=== Exercise material ===
──────────

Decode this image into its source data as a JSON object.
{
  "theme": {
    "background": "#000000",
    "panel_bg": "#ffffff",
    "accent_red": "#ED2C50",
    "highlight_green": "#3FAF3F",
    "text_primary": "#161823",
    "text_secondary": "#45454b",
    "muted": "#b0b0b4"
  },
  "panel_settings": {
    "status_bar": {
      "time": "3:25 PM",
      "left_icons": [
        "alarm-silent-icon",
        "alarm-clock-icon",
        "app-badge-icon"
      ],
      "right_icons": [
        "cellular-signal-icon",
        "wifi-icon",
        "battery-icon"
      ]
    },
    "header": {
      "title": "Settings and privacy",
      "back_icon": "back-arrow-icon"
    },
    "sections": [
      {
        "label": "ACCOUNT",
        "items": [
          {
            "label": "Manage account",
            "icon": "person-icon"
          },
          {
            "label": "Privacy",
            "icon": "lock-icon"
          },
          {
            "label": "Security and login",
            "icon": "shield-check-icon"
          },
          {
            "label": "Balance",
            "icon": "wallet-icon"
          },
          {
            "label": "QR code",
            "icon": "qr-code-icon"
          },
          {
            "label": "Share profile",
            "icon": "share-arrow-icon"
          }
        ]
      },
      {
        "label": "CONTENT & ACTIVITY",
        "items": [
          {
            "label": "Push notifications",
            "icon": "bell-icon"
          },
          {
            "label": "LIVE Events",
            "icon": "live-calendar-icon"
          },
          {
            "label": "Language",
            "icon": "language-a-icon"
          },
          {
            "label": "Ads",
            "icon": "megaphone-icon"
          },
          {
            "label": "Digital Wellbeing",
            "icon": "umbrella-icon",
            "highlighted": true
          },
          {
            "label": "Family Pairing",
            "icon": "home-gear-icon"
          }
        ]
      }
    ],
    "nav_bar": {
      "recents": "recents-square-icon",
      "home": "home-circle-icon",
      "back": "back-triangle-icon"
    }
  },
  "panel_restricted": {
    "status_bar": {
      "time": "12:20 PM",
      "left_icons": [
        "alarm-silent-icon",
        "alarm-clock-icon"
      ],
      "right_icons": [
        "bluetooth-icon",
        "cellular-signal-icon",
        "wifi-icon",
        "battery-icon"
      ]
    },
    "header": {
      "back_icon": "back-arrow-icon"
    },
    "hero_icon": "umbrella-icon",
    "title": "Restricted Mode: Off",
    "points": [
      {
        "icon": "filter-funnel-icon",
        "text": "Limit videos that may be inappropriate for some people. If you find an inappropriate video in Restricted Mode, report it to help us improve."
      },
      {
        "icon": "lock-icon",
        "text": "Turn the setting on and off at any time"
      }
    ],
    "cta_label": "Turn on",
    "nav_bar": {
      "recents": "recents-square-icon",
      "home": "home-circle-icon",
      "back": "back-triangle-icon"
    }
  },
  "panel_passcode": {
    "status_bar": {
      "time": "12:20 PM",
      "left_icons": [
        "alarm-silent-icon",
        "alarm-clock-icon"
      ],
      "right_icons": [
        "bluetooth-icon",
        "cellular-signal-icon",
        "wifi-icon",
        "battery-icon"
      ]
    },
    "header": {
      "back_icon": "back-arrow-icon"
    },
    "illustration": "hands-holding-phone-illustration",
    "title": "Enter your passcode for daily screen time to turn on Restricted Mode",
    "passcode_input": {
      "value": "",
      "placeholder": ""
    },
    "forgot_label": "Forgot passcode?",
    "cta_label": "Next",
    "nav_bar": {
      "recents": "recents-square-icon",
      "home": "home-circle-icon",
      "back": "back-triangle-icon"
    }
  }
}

──────────

=== Directive ===
Go through the records above, find every line with the word "time", and list those lines.

=== Solution ===
      "time": "3:25 PM",
      "time": "12:20 PM",
        "text": "Turn the setting on and off at any time"
      "time": "12:20 PM",
    "title": "Enter your passcode for daily screen time to turn on Restricted Mode",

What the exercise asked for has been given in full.